Transcribe every entry word for word, but skip the images.

====

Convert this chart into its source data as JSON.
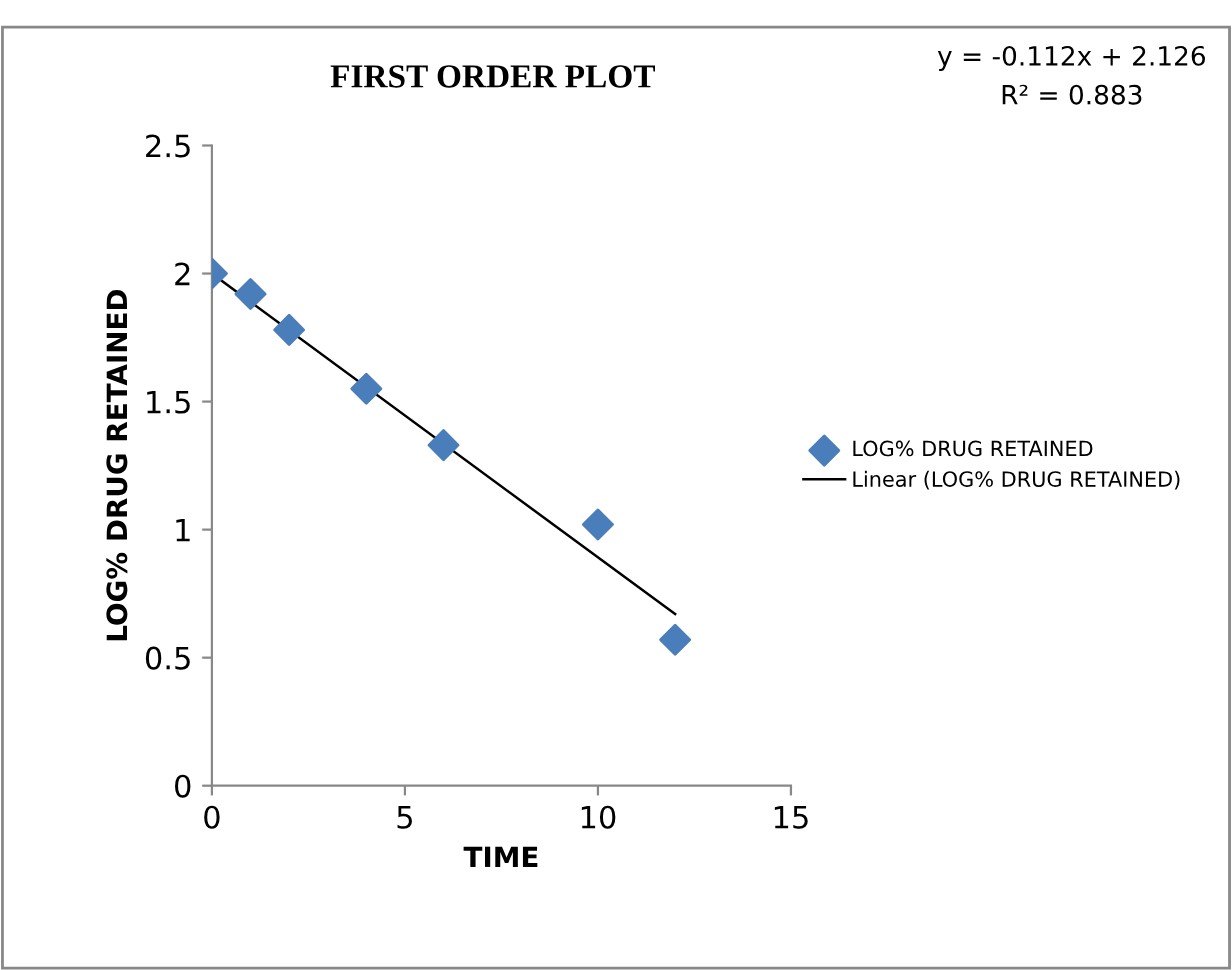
{
  "chart_data": {
    "type": "scatter",
    "title": "FIRST ORDER PLOT",
    "xlabel": "TIME",
    "ylabel": "LOG% DRUG RETAINED",
    "x": [
      0,
      1,
      2,
      4,
      6,
      10,
      12
    ],
    "series": [
      {
        "name": "LOG% DRUG RETAINED",
        "color": "#4a7ebb",
        "marker": "diamond",
        "values": [
          2.0,
          1.92,
          1.78,
          1.55,
          1.33,
          1.02,
          0.57
        ]
      },
      {
        "name": "Linear (LOG% DRUG RETAINED)",
        "type": "line",
        "color": "#000000",
        "marker": "none",
        "line_style": "solid",
        "x": [
          0,
          12
        ],
        "values": [
          2.0,
          0.67
        ]
      }
    ],
    "annotations": [
      "y = -0.112x + 2.126",
      "R² = 0.883"
    ],
    "xlim": [
      0,
      15
    ],
    "xticks": [
      0,
      5,
      10,
      15
    ],
    "ylim": [
      0,
      2.5
    ],
    "yticks": [
      0,
      0.5,
      1,
      1.5,
      2,
      2.5
    ],
    "grid": false,
    "legend": "right"
  }
}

====

- Written response:
Convert this chart into its source data as JSON.
{
  "chart_data": {
    "type": "scatter",
    "title": "FIRST ORDER PLOT",
    "xlabel": "TIME",
    "ylabel": "LOG% DRUG RETAINED",
    "x": [
      0,
      1,
      2,
      4,
      6,
      10,
      12
    ],
    "series": [
      {
        "name": "LOG% DRUG RETAINED",
        "color": "#4a7ebb",
        "marker": "diamond",
        "values": [
          2.0,
          1.92,
          1.78,
          1.55,
          1.33,
          1.02,
          0.57
        ]
      },
      {
        "name": "Linear (LOG% DRUG RETAINED)",
        "type": "line",
        "color": "#000000",
        "marker": "none",
        "line_style": "solid",
        "x": [
          0,
          12
        ],
        "values": [
          2.0,
          0.67
        ]
      }
    ],
    "annotations": [
      "y = -0.112x + 2.126",
      "R² = 0.883"
    ],
    "xlim": [
      0,
      15
    ],
    "xticks": [
      0,
      5,
      10,
      15
    ],
    "ylim": [
      0,
      2.5
    ],
    "yticks": [
      0,
      0.5,
      1,
      1.5,
      2,
      2.5
    ],
    "grid": false,
    "legend": "right"
  }
}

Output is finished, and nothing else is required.